_What is needed_
Write out every entry exactly as it stands.

***** Records provided *****

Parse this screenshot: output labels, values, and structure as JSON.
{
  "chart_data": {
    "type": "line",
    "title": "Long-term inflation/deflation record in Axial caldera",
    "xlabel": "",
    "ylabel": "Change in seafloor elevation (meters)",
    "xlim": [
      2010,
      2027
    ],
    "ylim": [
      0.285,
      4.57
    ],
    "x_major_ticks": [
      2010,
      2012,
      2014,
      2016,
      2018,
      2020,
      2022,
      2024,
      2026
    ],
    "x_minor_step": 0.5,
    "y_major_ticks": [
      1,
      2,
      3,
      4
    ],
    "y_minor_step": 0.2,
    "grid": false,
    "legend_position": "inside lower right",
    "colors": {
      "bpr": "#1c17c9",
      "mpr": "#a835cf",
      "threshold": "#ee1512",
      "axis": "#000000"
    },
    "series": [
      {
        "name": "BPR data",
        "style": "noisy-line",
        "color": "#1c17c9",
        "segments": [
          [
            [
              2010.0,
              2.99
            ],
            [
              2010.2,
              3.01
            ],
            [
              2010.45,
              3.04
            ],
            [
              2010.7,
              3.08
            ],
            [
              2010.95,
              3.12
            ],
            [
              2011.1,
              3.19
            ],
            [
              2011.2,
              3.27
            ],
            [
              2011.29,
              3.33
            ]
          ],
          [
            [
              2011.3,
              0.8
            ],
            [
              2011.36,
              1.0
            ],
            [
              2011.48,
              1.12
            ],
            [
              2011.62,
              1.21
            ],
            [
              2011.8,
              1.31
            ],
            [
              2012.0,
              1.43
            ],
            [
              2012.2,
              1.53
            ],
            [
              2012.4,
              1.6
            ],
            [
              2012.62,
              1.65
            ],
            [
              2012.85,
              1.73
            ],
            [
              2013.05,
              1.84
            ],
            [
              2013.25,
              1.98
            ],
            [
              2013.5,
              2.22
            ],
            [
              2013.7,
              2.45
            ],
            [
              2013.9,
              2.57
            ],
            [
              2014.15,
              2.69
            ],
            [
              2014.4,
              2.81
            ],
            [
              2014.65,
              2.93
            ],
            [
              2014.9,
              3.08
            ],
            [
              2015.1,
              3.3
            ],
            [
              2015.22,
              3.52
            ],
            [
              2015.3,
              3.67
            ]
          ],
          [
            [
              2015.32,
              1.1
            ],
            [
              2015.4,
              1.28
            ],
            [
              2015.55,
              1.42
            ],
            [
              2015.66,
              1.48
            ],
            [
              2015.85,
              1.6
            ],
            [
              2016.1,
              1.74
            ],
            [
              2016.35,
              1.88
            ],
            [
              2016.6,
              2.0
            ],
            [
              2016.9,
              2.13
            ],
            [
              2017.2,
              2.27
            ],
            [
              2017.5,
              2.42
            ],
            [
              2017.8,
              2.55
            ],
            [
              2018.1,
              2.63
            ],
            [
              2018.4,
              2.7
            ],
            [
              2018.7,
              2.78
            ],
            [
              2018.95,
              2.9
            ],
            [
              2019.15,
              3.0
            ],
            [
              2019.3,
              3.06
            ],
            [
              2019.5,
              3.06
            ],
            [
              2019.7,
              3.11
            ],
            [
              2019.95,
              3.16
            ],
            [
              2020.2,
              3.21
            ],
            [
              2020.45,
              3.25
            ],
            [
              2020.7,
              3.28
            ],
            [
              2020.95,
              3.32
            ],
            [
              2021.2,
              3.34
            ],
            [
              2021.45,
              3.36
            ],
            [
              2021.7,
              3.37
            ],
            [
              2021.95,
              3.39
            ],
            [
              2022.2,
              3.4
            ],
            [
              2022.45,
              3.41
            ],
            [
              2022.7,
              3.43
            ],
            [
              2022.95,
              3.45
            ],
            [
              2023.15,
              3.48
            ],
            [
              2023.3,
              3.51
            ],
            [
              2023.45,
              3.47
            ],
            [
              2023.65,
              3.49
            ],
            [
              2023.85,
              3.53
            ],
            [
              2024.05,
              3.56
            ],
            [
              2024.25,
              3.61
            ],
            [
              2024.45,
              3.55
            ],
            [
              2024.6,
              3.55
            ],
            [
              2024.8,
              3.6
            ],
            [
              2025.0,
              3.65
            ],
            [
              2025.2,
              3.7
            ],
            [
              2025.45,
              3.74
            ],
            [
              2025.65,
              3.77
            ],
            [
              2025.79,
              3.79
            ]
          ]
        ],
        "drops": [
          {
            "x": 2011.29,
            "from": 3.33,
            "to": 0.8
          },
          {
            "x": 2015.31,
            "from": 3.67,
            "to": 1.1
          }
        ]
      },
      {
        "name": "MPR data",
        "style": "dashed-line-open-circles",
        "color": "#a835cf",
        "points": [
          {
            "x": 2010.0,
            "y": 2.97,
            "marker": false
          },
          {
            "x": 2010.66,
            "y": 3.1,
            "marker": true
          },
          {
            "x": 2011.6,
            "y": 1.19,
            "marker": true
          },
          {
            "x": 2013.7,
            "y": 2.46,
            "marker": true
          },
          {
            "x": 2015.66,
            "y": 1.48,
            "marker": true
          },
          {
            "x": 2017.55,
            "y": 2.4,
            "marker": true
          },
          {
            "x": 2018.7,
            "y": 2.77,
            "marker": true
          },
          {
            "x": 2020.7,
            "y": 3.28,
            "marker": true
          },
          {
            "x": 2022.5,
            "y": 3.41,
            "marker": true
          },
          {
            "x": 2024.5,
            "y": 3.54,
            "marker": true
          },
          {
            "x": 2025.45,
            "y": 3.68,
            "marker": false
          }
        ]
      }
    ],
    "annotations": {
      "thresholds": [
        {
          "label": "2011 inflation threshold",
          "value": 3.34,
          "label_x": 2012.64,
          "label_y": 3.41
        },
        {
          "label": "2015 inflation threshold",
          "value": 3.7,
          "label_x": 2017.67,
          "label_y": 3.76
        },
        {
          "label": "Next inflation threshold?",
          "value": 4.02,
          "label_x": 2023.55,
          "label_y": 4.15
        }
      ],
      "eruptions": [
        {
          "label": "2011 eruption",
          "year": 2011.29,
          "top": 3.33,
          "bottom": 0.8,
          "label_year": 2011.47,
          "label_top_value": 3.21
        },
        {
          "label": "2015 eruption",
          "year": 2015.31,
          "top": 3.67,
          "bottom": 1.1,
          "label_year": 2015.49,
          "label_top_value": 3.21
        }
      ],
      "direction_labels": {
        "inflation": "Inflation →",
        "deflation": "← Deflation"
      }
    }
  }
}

*****

_Completed task_
Parse this screenshot: output labels, values, and structure as JSON.
{
  "chart_data": {
    "type": "line",
    "title": "Long-term inflation/deflation record in Axial caldera",
    "xlabel": "",
    "ylabel": "Change in seafloor elevation (meters)",
    "xlim": [
      2010,
      2027
    ],
    "ylim": [
      0.285,
      4.57
    ],
    "x_major_ticks": [
      2010,
      2012,
      2014,
      2016,
      2018,
      2020,
      2022,
      2024,
      2026
    ],
    "x_minor_step": 0.5,
    "y_major_ticks": [
      1,
      2,
      3,
      4
    ],
    "y_minor_step": 0.2,
    "grid": false,
    "legend_position": "inside lower right",
    "colors": {
      "bpr": "#1c17c9",
      "mpr": "#a835cf",
      "threshold": "#ee1512",
      "axis": "#000000"
    },
    "series": [
      {
        "name": "BPR data",
        "style": "noisy-line",
        "color": "#1c17c9",
        "segments": [
          [
            [
              2010.0,
              2.99
            ],
            [
              2010.2,
              3.01
            ],
            [
              2010.45,
              3.04
            ],
            [
              2010.7,
              3.08
            ],
            [
              2010.95,
              3.12
            ],
            [
              2011.1,
              3.19
            ],
            [
              2011.2,
              3.27
            ],
            [
              2011.29,
              3.33
            ]
          ],
          [
            [
              2011.3,
              0.8
            ],
            [
              2011.36,
              1.0
            ],
            [
              2011.48,
              1.12
            ],
            [
              2011.62,
              1.21
            ],
            [
              2011.8,
              1.31
            ],
            [
              2012.0,
              1.43
            ],
            [
              2012.2,
              1.53
            ],
            [
              2012.4,
              1.6
            ],
            [
              2012.62,
              1.65
            ],
            [
              2012.85,
              1.73
            ],
            [
              2013.05,
              1.84
            ],
            [
              2013.25,
              1.98
            ],
            [
              2013.5,
              2.22
            ],
            [
              2013.7,
              2.45
            ],
            [
              2013.9,
              2.57
            ],
            [
              2014.15,
              2.69
            ],
            [
              2014.4,
              2.81
            ],
            [
              2014.65,
              2.93
            ],
            [
              2014.9,
              3.08
            ],
            [
              2015.1,
              3.3
            ],
            [
              2015.22,
              3.52
            ],
            [
              2015.3,
              3.67
            ]
          ],
          [
            [
              2015.32,
              1.1
            ],
            [
              2015.4,
              1.28
            ],
            [
              2015.55,
              1.42
            ],
            [
              2015.66,
              1.48
            ],
            [
              2015.85,
              1.6
            ],
            [
              2016.1,
              1.74
            ],
            [
              2016.35,
              1.88
            ],
            [
              2016.6,
              2.0
            ],
            [
              2016.9,
              2.13
            ],
            [
              2017.2,
              2.27
            ],
            [
              2017.5,
              2.42
            ],
            [
              2017.8,
              2.55
            ],
            [
              2018.1,
              2.63
            ],
            [
              2018.4,
              2.7
            ],
            [
              2018.7,
              2.78
            ],
            [
              2018.95,
              2.9
            ],
            [
              2019.15,
              3.0
            ],
            [
              2019.3,
              3.06
            ],
            [
              2019.5,
              3.06
            ],
            [
              2019.7,
              3.11
            ],
            [
              2019.95,
              3.16
            ],
            [
              2020.2,
              3.21
            ],
            [
              2020.45,
              3.25
            ],
            [
              2020.7,
              3.28
            ],
            [
              2020.95,
              3.32
            ],
            [
              2021.2,
              3.34
            ],
            [
              2021.45,
              3.36
            ],
            [
              2021.7,
              3.37
            ],
            [
              2021.95,
              3.39
            ],
            [
              2022.2,
              3.4
            ],
            [
              2022.45,
              3.41
            ],
            [
              2022.7,
              3.43
            ],
            [
              2022.95,
              3.45
            ],
            [
              2023.15,
              3.48
            ],
            [
              2023.3,
              3.51
            ],
            [
              2023.45,
              3.47
            ],
            [
              2023.65,
              3.49
            ],
            [
              2023.85,
              3.53
            ],
            [
              2024.05,
              3.56
            ],
            [
              2024.25,
              3.61
            ],
            [
              2024.45,
              3.55
            ],
            [
              2024.6,
              3.55
            ],
            [
              2024.8,
              3.6
            ],
            [
              2025.0,
              3.65
            ],
            [
              2025.2,
              3.7
            ],
            [
              2025.45,
              3.74
            ],
            [
              2025.65,
              3.77
            ],
            [
              2025.79,
              3.79
            ]
          ]
        ],
        "drops": [
          {
            "x": 2011.29,
            "from": 3.33,
            "to": 0.8
          },
          {
            "x": 2015.31,
            "from": 3.67,
            "to": 1.1
          }
        ]
      },
      {
        "name": "MPR data",
        "style": "dashed-line-open-circles",
        "color": "#a835cf",
        "points": [
          {
            "x": 2010.0,
            "y": 2.97,
            "marker": false
          },
          {
            "x": 2010.66,
            "y": 3.1,
            "marker": true
          },
          {
            "x": 2011.6,
            "y": 1.19,
            "marker": true
          },
          {
            "x": 2013.7,
            "y": 2.46,
            "marker": true
          },
          {
            "x": 2015.66,
            "y": 1.48,
            "marker": true
          },
          {
            "x": 2017.55,
            "y": 2.4,
            "marker": true
          },
          {
            "x": 2018.7,
            "y": 2.77,
            "marker": true
          },
          {
            "x": 2020.7,
            "y": 3.28,
            "marker": true
          },
          {
            "x": 2022.5,
            "y": 3.41,
            "marker": true
          },
          {
            "x": 2024.5,
            "y": 3.54,
            "marker": true
          },
          {
            "x": 2025.45,
            "y": 3.68,
            "marker": false
          }
        ]
      }
    ],
    "annotations": {
      "thresholds": [
        {
          "label": "2011 inflation threshold",
          "value": 3.34,
          "label_x": 2012.64,
          "label_y": 3.41
        },
        {
          "label": "2015 inflation threshold",
          "value": 3.7,
          "label_x": 2017.67,
          "label_y": 3.76
        },
        {
          "label": "Next inflation threshold?",
          "value": 4.02,
          "label_x": 2023.55,
          "label_y": 4.15
        }
      ],
      "eruptions": [
        {
          "label": "2011 eruption",
          "year": 2011.29,
          "top": 3.33,
          "bottom": 0.8,
          "label_year": 2011.47,
          "label_top_value": 3.21
        },
        {
          "label": "2015 eruption",
          "year": 2015.31,
          "top": 3.67,
          "bottom": 1.1,
          "label_year": 2015.49,
          "label_top_value": 3.21
        }
      ],
      "direction_labels": {
        "inflation": "Inflation →",
        "deflation": "← Deflation"
      }
    }
  }
}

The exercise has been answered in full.